-- Start Task input --

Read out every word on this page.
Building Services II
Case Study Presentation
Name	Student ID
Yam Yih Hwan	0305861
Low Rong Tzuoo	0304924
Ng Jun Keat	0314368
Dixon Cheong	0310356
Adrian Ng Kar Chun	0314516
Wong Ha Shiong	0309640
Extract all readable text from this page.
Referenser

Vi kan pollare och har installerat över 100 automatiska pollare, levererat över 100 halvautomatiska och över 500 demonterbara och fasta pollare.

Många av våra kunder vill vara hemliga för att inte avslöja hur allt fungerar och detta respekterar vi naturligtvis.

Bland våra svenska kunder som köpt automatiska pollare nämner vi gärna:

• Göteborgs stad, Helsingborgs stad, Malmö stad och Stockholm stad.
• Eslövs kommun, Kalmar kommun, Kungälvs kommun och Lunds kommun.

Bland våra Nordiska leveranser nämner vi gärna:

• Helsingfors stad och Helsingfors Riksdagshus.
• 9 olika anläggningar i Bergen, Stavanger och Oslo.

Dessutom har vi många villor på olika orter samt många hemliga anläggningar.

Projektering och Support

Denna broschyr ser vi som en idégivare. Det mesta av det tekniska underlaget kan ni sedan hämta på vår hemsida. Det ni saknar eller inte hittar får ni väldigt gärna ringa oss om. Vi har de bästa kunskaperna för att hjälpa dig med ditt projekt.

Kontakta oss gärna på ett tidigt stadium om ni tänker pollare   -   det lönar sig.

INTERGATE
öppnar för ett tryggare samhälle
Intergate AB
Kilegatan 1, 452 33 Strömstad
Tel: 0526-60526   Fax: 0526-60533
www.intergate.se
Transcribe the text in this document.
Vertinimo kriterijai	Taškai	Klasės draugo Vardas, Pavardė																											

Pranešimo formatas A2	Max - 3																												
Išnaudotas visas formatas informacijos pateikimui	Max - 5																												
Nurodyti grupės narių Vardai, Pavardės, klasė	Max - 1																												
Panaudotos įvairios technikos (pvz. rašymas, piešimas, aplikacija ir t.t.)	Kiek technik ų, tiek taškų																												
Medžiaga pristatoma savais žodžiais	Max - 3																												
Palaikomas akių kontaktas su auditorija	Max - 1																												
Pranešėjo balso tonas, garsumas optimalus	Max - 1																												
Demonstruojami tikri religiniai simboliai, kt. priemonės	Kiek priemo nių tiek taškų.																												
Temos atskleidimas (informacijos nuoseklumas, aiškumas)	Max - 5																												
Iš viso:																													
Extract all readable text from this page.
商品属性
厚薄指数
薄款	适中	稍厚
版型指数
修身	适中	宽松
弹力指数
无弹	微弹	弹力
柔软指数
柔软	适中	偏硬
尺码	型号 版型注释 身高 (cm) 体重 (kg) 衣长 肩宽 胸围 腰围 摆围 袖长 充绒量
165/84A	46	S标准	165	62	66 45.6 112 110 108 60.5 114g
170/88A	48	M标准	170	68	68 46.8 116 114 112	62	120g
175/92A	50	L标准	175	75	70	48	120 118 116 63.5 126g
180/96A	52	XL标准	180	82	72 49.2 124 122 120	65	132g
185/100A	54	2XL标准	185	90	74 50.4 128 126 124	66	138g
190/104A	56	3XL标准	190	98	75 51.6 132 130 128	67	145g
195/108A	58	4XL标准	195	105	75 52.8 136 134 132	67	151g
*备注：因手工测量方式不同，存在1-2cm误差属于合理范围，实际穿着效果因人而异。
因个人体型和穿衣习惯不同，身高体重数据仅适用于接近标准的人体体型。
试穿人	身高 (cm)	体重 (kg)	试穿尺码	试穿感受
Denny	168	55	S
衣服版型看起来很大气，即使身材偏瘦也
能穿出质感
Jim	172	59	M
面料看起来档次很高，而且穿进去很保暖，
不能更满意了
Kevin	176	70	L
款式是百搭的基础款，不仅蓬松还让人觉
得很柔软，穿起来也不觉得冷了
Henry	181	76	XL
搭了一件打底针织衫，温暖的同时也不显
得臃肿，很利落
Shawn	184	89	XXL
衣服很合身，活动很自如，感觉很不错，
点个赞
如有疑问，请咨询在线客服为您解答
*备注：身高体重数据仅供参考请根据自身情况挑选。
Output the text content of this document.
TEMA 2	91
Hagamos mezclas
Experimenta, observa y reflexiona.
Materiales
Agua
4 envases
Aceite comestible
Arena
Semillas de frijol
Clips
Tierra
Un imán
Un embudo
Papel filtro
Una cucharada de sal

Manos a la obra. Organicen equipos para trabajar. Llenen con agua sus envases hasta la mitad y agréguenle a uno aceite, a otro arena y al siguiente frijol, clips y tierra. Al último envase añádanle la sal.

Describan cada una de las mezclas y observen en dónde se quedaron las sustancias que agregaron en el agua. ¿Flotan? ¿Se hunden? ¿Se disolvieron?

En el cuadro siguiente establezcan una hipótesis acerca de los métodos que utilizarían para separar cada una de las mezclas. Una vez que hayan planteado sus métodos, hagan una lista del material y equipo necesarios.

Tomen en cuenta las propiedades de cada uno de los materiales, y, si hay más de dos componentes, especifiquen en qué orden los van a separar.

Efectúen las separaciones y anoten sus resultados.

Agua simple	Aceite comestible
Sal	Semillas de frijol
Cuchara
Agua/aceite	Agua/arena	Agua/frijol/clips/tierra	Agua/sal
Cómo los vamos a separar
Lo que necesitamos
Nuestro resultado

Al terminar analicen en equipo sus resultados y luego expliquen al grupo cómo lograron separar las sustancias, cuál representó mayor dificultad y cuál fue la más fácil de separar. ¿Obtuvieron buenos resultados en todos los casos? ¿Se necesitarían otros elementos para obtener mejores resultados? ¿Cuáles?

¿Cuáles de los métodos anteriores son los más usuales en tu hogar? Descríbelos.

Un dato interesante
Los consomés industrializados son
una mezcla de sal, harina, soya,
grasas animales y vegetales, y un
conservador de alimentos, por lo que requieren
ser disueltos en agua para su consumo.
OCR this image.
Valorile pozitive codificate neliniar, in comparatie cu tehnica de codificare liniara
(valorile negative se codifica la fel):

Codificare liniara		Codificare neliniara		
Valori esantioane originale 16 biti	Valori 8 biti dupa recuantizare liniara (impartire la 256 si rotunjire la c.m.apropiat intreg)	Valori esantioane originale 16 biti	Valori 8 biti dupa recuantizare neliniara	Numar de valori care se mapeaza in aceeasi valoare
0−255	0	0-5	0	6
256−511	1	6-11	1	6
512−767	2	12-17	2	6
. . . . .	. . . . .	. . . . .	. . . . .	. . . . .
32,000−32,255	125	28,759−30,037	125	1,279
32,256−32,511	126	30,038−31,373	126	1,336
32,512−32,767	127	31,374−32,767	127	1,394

-- End Task input --

* **Exercise objective**
Track down every line of the material containing the string "envases", and copy it.

* **Response to the task**
4 envases
Manos a la obra. Organicen equipos para trabajar. Llenen con agua sus envases hasta la mitad y agréguenle a uno aceite, a otro arena y al siguiente frijol, clips y tierra. Al último envase añádanle la sal.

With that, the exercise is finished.